Recorded data:
§ §
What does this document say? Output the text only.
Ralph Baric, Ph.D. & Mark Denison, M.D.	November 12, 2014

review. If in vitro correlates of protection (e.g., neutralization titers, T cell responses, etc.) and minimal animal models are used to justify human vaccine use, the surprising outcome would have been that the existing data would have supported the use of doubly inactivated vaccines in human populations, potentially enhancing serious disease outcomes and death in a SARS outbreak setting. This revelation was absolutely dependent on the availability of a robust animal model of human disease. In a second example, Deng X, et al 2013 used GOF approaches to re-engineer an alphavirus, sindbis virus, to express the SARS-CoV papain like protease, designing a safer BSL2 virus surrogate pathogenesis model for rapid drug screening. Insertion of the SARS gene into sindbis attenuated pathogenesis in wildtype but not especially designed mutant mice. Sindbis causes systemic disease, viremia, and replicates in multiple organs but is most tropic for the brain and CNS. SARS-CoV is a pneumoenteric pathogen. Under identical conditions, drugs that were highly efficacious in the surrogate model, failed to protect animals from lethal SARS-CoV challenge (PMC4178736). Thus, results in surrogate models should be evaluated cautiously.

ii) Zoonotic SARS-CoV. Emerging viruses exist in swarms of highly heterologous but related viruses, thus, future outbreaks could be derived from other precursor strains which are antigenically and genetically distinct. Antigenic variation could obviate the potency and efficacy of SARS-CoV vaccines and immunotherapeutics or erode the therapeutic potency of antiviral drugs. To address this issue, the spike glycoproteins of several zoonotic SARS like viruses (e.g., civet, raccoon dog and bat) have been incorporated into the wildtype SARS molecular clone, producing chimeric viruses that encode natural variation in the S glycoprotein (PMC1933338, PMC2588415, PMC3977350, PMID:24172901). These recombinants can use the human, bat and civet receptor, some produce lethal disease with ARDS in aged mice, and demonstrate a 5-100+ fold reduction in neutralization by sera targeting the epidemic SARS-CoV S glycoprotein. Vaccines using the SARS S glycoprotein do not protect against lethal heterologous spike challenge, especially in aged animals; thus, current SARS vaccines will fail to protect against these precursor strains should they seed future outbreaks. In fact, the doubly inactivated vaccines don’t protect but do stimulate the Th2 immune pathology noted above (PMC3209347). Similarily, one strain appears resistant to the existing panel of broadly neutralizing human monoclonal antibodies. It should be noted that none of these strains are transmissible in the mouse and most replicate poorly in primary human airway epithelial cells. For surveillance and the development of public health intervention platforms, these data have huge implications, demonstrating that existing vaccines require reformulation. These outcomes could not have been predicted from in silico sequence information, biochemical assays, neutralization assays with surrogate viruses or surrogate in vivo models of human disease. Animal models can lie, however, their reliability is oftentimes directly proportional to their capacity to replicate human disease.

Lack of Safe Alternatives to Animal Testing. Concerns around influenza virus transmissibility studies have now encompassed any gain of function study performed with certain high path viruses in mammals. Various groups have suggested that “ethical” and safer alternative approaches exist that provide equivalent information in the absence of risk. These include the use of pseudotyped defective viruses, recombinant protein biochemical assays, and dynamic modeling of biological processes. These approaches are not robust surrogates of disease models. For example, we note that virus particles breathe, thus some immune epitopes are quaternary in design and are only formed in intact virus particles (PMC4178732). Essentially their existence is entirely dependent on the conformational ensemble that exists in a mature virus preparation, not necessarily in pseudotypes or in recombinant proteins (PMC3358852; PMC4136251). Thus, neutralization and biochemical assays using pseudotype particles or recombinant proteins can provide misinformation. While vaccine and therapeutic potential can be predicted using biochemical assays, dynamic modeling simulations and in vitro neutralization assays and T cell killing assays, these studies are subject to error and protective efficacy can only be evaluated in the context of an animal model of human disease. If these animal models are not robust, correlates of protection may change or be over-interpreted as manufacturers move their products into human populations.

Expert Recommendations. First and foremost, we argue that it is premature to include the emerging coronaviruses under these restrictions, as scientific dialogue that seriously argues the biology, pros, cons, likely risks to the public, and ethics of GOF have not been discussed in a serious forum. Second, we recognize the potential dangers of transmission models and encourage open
§ §
DIRECTIONS FOR THIS TASK: Every line holding the word "include" should be copied out of the records above.

TASK SOLUTION:
Lack of Safe Alternatives to Animal Testing. Concerns around influenza virus transmissibility studies have now encompassed any gain of function study performed with certain high path viruses in mammals. Various groups have suggested that “ethical” and safer alternative approaches exist that provide equivalent information in the absence of risk. These include the use of pseudotyped defective viruses, recombinant protein biochemical assays, and dynamic modeling of biological processes. These approaches are not robust surrogates of disease models. For example, we note that virus particles breathe, thus some immune epitopes are quaternary in design and are only formed in intact virus particles (PMC4178732). Essentially their existence is entirely dependent on the conformational ensemble that exists in a mature virus preparation, not necessarily in pseudotypes or in recombinant proteins (PMC3358852; PMC4136251). Thus, neutralization and biochemical assays using pseudotype particles or recombinant proteins can provide misinformation. While vaccine and therapeutic potential can be predicted using biochemical assays, dynamic modeling simulations and in vitro neutralization assays and T cell killing assays, these studies are subject to error and protective efficacy can only be evaluated in the context of an animal model of human disease. If these animal models are not robust, correlates of protection may change or be over-interpreted as manufacturers move their products into human populations.
Expert Recommendations. First and foremost, we argue that it is premature to include the emerging coronaviruses under these restrictions, as scientific dialogue that seriously argues the biology, pros, cons, likely risks to the public, and ethics of GOF have not been discussed in a serious forum. Second, we recognize the potential dangers of transmission models and encourage open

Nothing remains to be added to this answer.